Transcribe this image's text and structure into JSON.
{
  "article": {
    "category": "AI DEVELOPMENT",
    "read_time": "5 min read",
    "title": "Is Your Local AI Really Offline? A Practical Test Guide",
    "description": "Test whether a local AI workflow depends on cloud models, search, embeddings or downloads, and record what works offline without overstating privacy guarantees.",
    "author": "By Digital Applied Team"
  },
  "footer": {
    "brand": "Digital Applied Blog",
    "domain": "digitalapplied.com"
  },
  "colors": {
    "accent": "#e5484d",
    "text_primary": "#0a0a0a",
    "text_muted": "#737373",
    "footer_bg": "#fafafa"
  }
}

[Instruction]: Reproduce the entries above exactly.

[Task answer]:
Transcribe this image's text and structure into JSON.
{
  "article": {
    "category": "AI DEVELOPMENT",
    "read_time": "5 min read",
    "title": "Is Your Local AI Really Offline? A Practical Test Guide",
    "description": "Test whether a local AI workflow depends on cloud models, search, embeddings or downloads, and record what works offline without overstating privacy guarantees.",
    "author": "By Digital Applied Team"
  },
  "footer": {
    "brand": "Digital Applied Blog",
    "domain": "digitalapplied.com"
  },
  "colors": {
    "accent": "#e5484d",
    "text_primary": "#0a0a0a",
    "text_muted": "#737373",
    "footer_bg": "#fafafa"
  }
}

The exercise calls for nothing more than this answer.